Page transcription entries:
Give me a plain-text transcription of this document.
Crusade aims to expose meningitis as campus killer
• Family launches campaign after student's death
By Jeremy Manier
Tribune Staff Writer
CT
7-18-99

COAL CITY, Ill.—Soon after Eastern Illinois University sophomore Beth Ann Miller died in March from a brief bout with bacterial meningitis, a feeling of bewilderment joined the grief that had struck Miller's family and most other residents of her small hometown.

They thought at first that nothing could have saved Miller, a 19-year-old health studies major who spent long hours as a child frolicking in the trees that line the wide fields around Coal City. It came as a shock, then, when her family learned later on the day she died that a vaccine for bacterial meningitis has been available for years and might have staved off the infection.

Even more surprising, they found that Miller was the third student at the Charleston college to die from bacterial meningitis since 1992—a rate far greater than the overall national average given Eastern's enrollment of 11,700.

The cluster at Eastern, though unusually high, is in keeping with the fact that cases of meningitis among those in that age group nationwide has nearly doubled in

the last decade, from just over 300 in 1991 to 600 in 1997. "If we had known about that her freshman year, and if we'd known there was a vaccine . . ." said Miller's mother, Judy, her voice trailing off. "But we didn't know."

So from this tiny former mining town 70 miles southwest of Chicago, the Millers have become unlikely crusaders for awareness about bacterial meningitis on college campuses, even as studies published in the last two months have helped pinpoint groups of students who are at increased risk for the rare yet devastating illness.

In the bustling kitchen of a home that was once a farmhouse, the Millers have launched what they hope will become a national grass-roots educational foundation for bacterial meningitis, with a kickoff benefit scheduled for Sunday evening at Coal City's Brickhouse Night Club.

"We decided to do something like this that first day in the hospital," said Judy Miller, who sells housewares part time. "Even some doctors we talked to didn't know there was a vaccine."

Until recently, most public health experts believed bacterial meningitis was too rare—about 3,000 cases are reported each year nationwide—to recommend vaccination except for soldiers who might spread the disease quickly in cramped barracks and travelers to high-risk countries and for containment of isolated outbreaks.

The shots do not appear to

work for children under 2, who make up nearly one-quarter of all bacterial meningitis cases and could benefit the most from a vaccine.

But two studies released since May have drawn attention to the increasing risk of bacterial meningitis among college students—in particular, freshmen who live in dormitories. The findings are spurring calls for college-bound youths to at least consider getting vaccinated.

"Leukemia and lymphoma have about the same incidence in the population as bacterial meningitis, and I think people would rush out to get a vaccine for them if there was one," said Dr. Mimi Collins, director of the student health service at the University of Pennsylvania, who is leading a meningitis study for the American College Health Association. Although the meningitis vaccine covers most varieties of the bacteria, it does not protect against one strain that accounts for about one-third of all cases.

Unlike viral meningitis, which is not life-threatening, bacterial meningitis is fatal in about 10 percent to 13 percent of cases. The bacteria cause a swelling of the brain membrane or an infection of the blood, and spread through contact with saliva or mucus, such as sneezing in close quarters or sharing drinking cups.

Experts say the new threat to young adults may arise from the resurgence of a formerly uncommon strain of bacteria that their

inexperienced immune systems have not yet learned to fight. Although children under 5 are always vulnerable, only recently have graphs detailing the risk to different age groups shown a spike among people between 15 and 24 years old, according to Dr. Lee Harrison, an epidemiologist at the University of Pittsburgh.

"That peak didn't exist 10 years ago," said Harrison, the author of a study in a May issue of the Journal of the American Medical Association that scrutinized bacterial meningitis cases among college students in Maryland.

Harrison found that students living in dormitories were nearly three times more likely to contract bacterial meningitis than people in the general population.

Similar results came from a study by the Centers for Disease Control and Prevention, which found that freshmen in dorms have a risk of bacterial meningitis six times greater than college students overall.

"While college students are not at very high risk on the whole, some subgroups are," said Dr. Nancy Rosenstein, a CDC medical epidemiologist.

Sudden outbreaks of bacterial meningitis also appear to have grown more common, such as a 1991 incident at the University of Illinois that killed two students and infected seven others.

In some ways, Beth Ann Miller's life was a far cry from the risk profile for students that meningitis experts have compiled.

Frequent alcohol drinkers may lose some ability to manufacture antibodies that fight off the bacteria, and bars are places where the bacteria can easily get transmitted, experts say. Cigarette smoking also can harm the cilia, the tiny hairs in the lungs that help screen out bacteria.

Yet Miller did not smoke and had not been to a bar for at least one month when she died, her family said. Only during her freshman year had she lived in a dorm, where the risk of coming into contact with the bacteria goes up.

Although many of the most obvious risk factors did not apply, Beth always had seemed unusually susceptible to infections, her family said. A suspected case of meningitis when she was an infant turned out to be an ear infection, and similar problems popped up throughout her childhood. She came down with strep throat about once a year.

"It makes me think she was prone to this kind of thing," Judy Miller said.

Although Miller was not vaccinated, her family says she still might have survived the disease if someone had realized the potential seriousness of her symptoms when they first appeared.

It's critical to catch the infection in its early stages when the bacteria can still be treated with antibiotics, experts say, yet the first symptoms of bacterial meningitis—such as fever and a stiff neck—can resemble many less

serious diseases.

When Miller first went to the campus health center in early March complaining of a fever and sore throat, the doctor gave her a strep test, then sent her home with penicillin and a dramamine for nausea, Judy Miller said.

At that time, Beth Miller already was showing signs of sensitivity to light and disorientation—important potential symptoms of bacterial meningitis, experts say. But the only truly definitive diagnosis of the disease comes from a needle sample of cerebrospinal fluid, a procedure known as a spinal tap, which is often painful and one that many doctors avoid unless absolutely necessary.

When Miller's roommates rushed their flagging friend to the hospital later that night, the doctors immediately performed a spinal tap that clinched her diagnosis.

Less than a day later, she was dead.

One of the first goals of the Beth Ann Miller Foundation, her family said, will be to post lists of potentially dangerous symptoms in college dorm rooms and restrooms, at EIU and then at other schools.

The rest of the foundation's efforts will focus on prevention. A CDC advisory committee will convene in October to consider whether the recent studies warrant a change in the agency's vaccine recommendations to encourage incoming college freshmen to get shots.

---

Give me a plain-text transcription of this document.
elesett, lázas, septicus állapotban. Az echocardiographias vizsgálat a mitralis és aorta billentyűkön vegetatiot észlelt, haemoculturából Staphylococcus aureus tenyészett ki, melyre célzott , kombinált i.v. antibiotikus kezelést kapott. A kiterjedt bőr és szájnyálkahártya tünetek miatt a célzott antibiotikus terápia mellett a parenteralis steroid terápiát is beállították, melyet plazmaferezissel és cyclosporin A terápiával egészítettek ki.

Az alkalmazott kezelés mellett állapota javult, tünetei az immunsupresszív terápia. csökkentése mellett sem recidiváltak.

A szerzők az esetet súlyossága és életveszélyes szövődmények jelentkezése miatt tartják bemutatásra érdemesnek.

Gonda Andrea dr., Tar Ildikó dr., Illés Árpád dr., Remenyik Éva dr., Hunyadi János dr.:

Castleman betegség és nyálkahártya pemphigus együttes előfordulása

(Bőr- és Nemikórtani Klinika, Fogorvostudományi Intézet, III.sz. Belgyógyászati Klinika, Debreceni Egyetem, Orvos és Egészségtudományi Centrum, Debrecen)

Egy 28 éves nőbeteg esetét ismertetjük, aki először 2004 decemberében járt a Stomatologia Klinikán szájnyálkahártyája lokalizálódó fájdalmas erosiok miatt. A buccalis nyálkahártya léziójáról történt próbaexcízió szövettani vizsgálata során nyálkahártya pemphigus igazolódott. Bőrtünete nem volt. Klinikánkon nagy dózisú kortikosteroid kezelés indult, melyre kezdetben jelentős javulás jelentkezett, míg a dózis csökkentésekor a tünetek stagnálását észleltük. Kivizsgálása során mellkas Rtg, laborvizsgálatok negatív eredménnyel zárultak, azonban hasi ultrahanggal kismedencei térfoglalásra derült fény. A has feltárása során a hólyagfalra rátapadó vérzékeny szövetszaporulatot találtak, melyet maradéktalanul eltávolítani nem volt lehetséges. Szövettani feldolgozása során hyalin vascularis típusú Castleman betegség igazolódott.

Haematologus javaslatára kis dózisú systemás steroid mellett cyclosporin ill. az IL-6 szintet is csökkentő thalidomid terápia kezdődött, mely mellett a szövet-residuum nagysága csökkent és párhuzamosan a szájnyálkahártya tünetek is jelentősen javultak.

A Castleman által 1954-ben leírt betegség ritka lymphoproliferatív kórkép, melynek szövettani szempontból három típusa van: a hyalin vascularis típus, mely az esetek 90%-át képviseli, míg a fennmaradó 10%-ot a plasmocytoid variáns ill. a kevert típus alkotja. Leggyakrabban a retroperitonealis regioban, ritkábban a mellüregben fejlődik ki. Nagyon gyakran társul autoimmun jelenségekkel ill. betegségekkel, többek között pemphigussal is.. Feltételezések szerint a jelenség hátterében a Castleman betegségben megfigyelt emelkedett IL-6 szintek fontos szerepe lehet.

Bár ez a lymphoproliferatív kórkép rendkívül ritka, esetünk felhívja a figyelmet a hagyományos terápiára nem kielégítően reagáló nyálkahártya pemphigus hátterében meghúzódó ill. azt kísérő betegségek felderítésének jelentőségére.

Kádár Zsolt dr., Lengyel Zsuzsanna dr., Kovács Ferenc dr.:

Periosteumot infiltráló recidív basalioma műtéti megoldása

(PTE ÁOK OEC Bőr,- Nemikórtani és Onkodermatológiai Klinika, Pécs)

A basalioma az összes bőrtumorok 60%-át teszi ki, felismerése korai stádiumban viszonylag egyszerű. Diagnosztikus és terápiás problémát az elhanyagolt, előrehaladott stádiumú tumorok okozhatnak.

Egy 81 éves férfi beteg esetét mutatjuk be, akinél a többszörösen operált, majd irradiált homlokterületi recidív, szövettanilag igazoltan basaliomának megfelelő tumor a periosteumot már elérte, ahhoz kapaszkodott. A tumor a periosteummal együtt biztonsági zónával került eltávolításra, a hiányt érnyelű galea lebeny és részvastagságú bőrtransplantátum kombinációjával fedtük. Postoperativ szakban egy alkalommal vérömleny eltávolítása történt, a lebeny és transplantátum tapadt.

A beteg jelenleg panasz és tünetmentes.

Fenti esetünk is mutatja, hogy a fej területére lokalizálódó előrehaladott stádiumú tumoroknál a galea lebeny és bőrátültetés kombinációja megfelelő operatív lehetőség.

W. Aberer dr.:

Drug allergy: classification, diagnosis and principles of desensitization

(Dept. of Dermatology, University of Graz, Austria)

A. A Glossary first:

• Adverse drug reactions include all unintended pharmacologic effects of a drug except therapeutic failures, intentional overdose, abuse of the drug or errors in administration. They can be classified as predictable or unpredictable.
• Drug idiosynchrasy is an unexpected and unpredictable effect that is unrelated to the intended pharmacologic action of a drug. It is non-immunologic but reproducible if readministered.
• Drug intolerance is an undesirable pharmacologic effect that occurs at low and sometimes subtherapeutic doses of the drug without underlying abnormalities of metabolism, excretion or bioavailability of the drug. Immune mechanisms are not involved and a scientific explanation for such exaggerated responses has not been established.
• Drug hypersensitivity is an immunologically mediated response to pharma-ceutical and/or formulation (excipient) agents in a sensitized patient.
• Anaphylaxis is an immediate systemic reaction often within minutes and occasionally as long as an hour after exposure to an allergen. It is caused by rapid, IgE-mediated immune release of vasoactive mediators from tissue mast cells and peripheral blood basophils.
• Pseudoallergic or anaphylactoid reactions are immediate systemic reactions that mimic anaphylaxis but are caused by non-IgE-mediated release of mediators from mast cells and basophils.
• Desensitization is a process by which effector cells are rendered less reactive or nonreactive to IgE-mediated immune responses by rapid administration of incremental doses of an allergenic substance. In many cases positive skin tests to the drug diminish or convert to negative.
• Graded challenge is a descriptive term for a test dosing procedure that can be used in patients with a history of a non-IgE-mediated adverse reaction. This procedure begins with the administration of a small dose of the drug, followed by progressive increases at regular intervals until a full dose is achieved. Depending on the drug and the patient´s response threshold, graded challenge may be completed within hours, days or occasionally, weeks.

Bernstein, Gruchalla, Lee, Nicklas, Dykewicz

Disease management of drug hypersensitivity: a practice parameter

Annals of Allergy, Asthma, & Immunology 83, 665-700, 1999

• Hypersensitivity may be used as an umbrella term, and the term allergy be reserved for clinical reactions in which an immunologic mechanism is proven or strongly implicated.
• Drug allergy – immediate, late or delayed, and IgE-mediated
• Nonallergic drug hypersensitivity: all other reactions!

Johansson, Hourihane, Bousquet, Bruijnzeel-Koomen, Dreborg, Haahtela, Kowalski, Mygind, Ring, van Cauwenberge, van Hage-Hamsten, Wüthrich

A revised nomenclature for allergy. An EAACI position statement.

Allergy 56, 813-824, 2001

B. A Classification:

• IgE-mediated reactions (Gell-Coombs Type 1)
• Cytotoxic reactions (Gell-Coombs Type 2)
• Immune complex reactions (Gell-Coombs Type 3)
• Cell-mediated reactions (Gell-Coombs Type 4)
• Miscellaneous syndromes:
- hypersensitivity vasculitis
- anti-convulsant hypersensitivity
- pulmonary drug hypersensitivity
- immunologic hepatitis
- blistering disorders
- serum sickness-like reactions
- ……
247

** Requirement **
Work through the records line by line and tally those with the word "hyalin". Report only the total.

** Result of the exercise **
2